Provide nothing but the number of lines containing the string "this".

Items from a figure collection
####################

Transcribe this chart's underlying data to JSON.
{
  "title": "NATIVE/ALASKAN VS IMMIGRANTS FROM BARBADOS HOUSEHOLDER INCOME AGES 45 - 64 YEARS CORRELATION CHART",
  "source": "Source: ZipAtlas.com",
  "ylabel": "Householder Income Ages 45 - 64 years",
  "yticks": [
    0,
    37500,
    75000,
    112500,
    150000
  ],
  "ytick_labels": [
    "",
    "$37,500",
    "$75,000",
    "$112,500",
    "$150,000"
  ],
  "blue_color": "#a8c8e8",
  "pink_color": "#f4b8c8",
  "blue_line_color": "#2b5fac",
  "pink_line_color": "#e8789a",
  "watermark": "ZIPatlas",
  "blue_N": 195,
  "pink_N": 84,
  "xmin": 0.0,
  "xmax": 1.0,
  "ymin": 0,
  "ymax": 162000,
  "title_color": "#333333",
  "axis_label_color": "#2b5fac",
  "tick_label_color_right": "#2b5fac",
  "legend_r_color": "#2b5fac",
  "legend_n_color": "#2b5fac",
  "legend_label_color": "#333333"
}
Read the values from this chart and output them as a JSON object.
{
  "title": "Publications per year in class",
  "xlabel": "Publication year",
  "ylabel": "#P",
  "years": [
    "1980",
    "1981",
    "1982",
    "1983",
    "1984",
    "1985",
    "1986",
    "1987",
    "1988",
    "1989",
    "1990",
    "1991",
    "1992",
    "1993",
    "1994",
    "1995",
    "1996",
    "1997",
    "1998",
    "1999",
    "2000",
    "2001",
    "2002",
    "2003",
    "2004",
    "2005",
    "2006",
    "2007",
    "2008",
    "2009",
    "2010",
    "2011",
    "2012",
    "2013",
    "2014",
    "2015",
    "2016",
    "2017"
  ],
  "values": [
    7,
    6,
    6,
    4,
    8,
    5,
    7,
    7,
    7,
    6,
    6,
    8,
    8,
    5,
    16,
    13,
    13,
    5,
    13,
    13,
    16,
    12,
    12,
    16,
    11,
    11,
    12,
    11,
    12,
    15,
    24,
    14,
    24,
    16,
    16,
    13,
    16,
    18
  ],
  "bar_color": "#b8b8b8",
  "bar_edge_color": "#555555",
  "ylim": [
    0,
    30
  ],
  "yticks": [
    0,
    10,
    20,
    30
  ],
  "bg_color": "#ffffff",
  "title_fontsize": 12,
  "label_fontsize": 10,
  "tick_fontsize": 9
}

####################

> [Answer to the problem]
2